» **Directions**
Write out the stretch from the line containing "see-more-link[interactable]: See More: [83, 2044, 279, 2086]" through the line containing "nav-alerts[interactable]: Alerts: [740, 2411, 925, 2576]", copying each line exactly.

----- Supplied data -----

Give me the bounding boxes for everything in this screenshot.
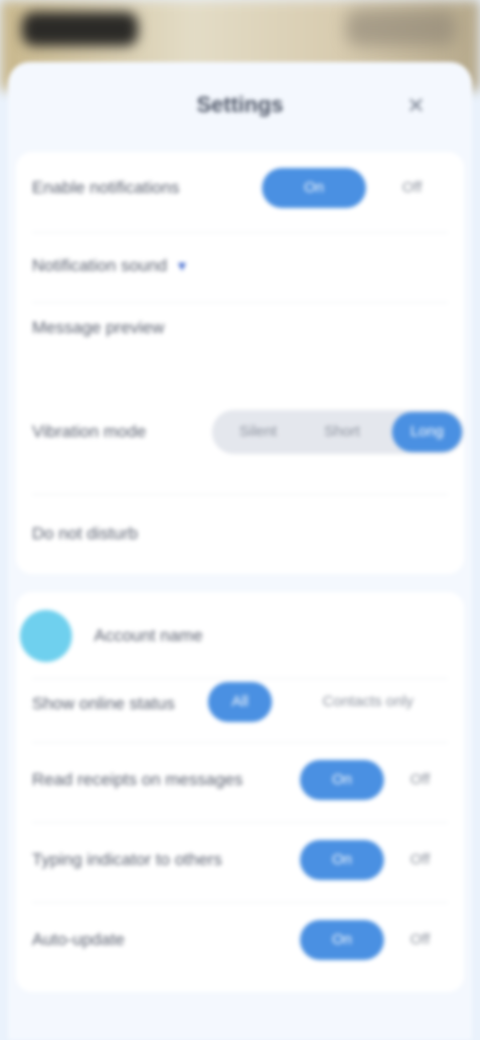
avatar[interactable]	[20, 610, 72, 662]
privacy-card: Account name Show online status All Cont…	[16, 592, 464, 992]
read-receipts-label: Read receipts on messages	[32, 770, 243, 789]
divider	[32, 742, 448, 743]
typing-indicator-off-button[interactable]: Off	[386, 840, 454, 880]
vibration-label: Vibration mode	[32, 422, 147, 441]
settings-sheet: Settings ✕ Enable notifications On Off N…	[8, 62, 472, 1040]
divider	[32, 232, 448, 233]
read-receipts-off-button[interactable]: Off	[386, 760, 454, 800]
read-receipts-on-button[interactable]: On	[300, 760, 384, 800]
divider	[32, 822, 448, 823]
divider	[32, 902, 448, 903]
dnd-label[interactable]: Do not disturb	[32, 524, 138, 544]
notifications-on-button[interactable]: On	[262, 168, 366, 208]
account-name[interactable]: Account name	[94, 626, 203, 646]
vibration-option-short[interactable]: Short	[300, 412, 384, 452]
notifications-card: Enable notifications On Off Notification…	[16, 152, 464, 422]
auto-update-on-button[interactable]: On	[300, 920, 384, 960]
preview-label: Message preview	[32, 318, 165, 337]
vibration-option-long[interactable]: Long	[392, 412, 462, 452]
chevron-down-icon[interactable]: ▾	[178, 256, 186, 276]
divider	[32, 302, 448, 303]
typing-indicator-on-button[interactable]: On	[300, 840, 384, 880]
online-status-contacts-button[interactable]: Contacts only	[278, 682, 458, 722]
online-status-all-button[interactable]: All	[208, 682, 272, 722]
vibration-option-silent[interactable]: Silent	[216, 412, 300, 452]
divider	[32, 494, 448, 495]
auto-update-off-button[interactable]: Off	[386, 920, 454, 960]
status-bar-icons	[346, 10, 456, 46]
notifications-label: Enable notifications	[32, 178, 180, 197]
vibration-card: Vibration mode Silent Short Long Do not …	[16, 394, 464, 574]
sound-label: Notification sound	[32, 256, 168, 275]
sheet-header: Settings ✕	[8, 62, 472, 152]
typing-indicator-label: Typing indicator to others	[32, 850, 222, 869]
auto-update-label: Auto-update	[32, 930, 125, 949]
status-bar-time	[22, 12, 138, 46]
close-icon[interactable]: ✕	[402, 92, 430, 120]
online-status-label: Show online status	[32, 694, 175, 713]
divider	[32, 678, 448, 679]
notifications-off-button[interactable]: Off	[372, 168, 452, 208]
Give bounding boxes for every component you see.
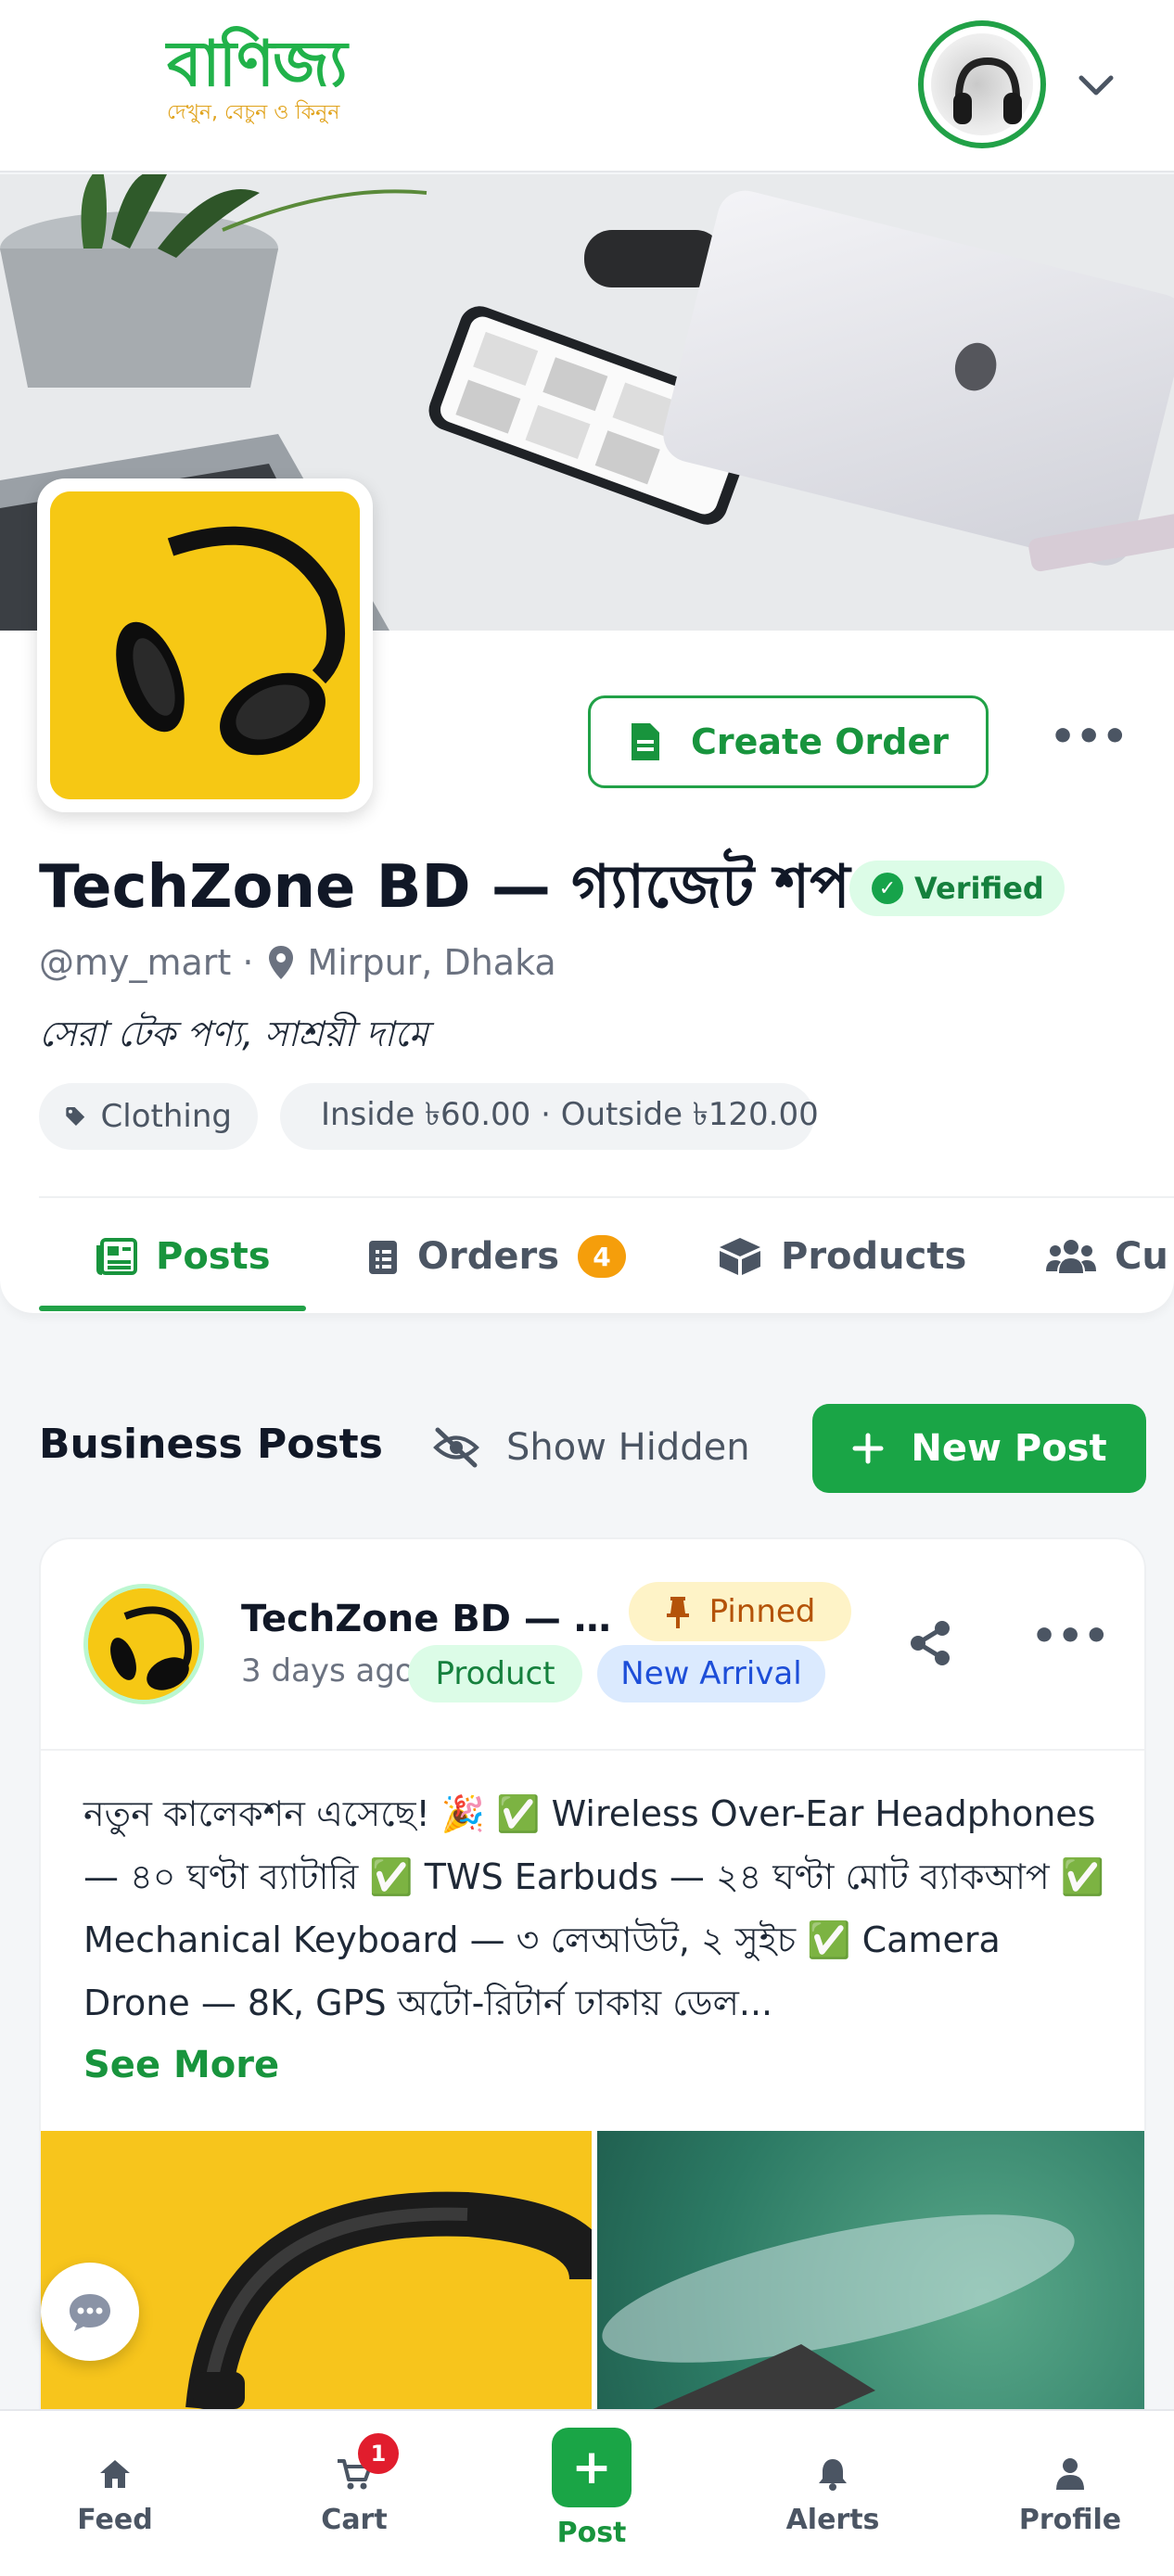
see-more-link[interactable]: See More: [83, 2044, 279, 2086]
user-icon: [1056, 2457, 1084, 2490]
share-icon[interactable]: [903, 1615, 959, 1671]
pin-icon: [666, 1597, 689, 1628]
nav-alerts-label: Alerts: [785, 2503, 880, 2536]
tabs-divider: [39, 1196, 1174, 1198]
orders-count-badge: 4: [578, 1235, 627, 1278]
brand-name: বাণিজ্য: [167, 28, 348, 101]
headphones-product-image: [50, 491, 360, 799]
nav-profile[interactable]: Profile: [977, 2411, 1163, 2576]
bottom-nav: Feed 1 Cart + Post Alerts Profile: [0, 2409, 1174, 2576]
post-tag-product: Product: [408, 1645, 582, 1702]
post-timestamp: 3 days ago: [241, 1652, 415, 1690]
newspaper-icon: [96, 1238, 137, 1275]
post-author-name[interactable]: TechZone BD — গ্যাজেট শপ: [241, 1589, 621, 1651]
tab-orders[interactable]: Orders 4: [367, 1215, 627, 1298]
verified-label: Verified: [914, 871, 1044, 906]
post-author-avatar[interactable]: [83, 1584, 204, 1704]
post-more-options-icon[interactable]: •••: [1031, 1613, 1109, 1669]
pinned-badge: Pinned: [629, 1582, 851, 1641]
pinned-label: Pinned: [708, 1593, 816, 1630]
create-order-button[interactable]: Create Order: [588, 695, 989, 788]
post-divider: [41, 1749, 1144, 1751]
shop-more-options-icon[interactable]: •••: [1050, 714, 1128, 770]
chevron-down-icon[interactable]: [1068, 57, 1124, 113]
delivery-charges: Inside ৳60.00 · Outside ৳120.00: [321, 1095, 819, 1133]
shop-location: Mirpur, Dhaka: [307, 942, 556, 983]
nav-feed-label: Feed: [77, 2503, 153, 2536]
bell-icon: [819, 2458, 847, 2491]
clipboard-icon: [369, 1241, 397, 1274]
nav-cart-label: Cart: [321, 2503, 388, 2536]
tag-icon: [66, 1107, 85, 1126]
nav-feed[interactable]: Feed: [22, 2411, 208, 2576]
home-icon: [100, 2459, 130, 2488]
headphones-avatar-image: [953, 57, 1022, 124]
tab-posts-label: Posts: [156, 1235, 271, 1278]
nav-alerts[interactable]: Alerts: [740, 2411, 925, 2576]
eye-slash-icon: [433, 1427, 479, 1468]
tab-posts[interactable]: Posts: [96, 1215, 271, 1298]
new-post-label: New Post: [911, 1427, 1107, 1470]
user-avatar[interactable]: [918, 20, 1046, 148]
show-hidden-label: Show Hidden: [506, 1426, 750, 1469]
document-icon: [632, 723, 660, 760]
section-title: Business Posts: [39, 1421, 383, 1468]
chat-fab[interactable]: [41, 2263, 139, 2361]
plus-icon: [852, 1433, 884, 1464]
show-hidden-toggle[interactable]: Show Hidden: [432, 1415, 750, 1480]
tab-orders-label: Orders: [417, 1235, 560, 1278]
post-tag-new-arrival: New Arrival: [597, 1645, 825, 1702]
shop-avatar[interactable]: [37, 478, 373, 812]
plus-icon: +: [552, 2427, 632, 2507]
box-icon: [720, 1238, 760, 1275]
shop-bio: সেরা টেক পণ্য, সাশ্রয়ী দামে: [39, 1014, 428, 1054]
check-circle-icon: ✓: [872, 873, 903, 904]
tab-products[interactable]: Products: [718, 1215, 966, 1298]
chat-bubble-icon: [70, 2294, 110, 2331]
tab-customers[interactable]: Cu: [1046, 1215, 1168, 1298]
app-header: বাণিজ্য দেখুন, বেচুন ও কিনুন: [0, 0, 1174, 172]
shop-meta: @my_mart · Mirpur, Dhaka: [39, 942, 556, 983]
shop-name: TechZone BD — গ্যাজেট শপ: [39, 853, 850, 922]
new-post-button[interactable]: New Post: [812, 1404, 1146, 1493]
shop-handle: @my_mart ·: [39, 942, 254, 983]
cart-count-badge: 1: [358, 2432, 399, 2474]
category-chip: Clothing: [39, 1083, 258, 1150]
nav-cart[interactable]: 1 Cart: [262, 2411, 447, 2576]
tab-products-label: Products: [781, 1235, 967, 1278]
delivery-chip: Inside ৳60.00 · Outside ৳120.00: [280, 1083, 819, 1150]
tab-customers-label: Cu: [1115, 1235, 1168, 1278]
users-icon: [1046, 1240, 1096, 1273]
create-order-label: Create Order: [691, 721, 949, 762]
brand-logo[interactable]: বাণিজ্য দেখুন, বেচুন ও কিনুন: [167, 28, 371, 139]
nav-post-label: Post: [556, 2516, 627, 2549]
location-pin-icon: [268, 946, 293, 979]
active-tab-indicator: [39, 1306, 306, 1311]
verified-badge: ✓ Verified: [849, 861, 1065, 916]
post-body-text: নতুন কালেকশন এসেছে! 🎉 ✅ Wireless Over-Ea…: [83, 1793, 1105, 2023]
nav-profile-label: Profile: [1018, 2503, 1122, 2536]
nav-post[interactable]: + Post: [499, 2411, 684, 2576]
category-label: Clothing: [100, 1098, 232, 1135]
headphones-avatar-image: [88, 1588, 199, 1700]
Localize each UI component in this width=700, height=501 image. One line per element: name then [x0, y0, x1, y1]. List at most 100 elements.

-----

» **Output of the task**
see-more-link[interactable]: See More: [83, 2044, 279, 2086]
user-icon: [1056, 2457, 1084, 2490]
share-icon[interactable]: [903, 1615, 959, 1671]
pin-icon: [666, 1597, 689, 1628]
nav-alerts-label: Alerts: [785, 2503, 880, 2536]
tabs-divider: [39, 1196, 1174, 1198]
orders-count-badge: 4: [578, 1235, 627, 1278]
brand-name: বাণিজ্য: [167, 28, 348, 101]
headphones-product-image: [50, 491, 360, 799]
nav-profile[interactable]: Profile: [977, 2411, 1163, 2576]
bottom-nav: Feed 1 Cart + Post Alerts Profile: [0, 2409, 1174, 2576]
post-tag-product: Product: [408, 1645, 582, 1702]
post-timestamp: 3 days ago: [241, 1652, 415, 1690]
newspaper-icon: [96, 1238, 137, 1275]
post-author-name[interactable]: TechZone BD — গ্যাজেট শপ: [241, 1589, 621, 1651]
tab-orders[interactable]: Orders 4: [367, 1215, 627, 1298]
verified-label: Verified: [914, 871, 1044, 906]
post-author-avatar[interactable]: [83, 1584, 204, 1704]
post-more-options-icon[interactable]: •••: [1031, 1613, 1109, 1669]
pinned-badge: Pinned: [629, 1582, 851, 1641]
pinned-label: Pinned: [708, 1593, 816, 1630]
create-order-button[interactable]: Create Order: [588, 695, 989, 788]
post-divider: [41, 1749, 1144, 1751]
shop-more-options-icon[interactable]: •••: [1050, 714, 1128, 770]
chevron-down-icon[interactable]: [1068, 57, 1124, 113]
delivery-charges: Inside ৳60.00 · Outside ৳120.00: [321, 1095, 819, 1133]
shop-location: Mirpur, Dhaka: [307, 942, 556, 983]
nav-feed-label: Feed: [77, 2503, 153, 2536]
bell-icon: [819, 2458, 847, 2491]
clipboard-icon: [369, 1241, 397, 1274]
nav-cart-label: Cart: [321, 2503, 388, 2536]
tag-icon: [66, 1107, 85, 1126]
nav-feed[interactable]: Feed: [22, 2411, 208, 2576]
home-icon: [100, 2459, 130, 2488]
headphones-avatar-image: [953, 57, 1022, 124]
tab-posts-label: Posts: [156, 1235, 271, 1278]
nav-alerts[interactable]: Alerts: [740, 2411, 925, 2576]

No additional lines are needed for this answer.